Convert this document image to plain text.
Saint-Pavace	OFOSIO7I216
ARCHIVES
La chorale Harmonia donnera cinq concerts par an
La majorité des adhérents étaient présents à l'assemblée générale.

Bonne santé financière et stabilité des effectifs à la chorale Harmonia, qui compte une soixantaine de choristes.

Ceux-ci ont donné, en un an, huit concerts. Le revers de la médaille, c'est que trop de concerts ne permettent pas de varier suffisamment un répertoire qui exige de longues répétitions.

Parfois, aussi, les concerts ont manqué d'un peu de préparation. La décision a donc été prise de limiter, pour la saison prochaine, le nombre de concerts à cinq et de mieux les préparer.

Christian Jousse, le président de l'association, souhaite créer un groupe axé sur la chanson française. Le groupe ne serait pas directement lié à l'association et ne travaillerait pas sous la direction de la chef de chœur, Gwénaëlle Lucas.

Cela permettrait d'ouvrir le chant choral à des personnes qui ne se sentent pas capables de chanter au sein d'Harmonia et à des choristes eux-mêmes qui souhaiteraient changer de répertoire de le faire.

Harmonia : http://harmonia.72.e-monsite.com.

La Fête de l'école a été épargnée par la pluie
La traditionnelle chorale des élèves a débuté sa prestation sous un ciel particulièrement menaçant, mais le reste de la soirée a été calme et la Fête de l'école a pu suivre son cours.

Aim:
Sift through the entries and copy every line with "cinq".

Solution to the problem:
La chorale Harmonia donnera cinq concerts par an
Parfois, aussi, les concerts ont manqué d'un peu de préparation. La décision a donc été prise de limiter, pour la saison prochaine, le nombre de concerts à cinq et de mieux les préparer.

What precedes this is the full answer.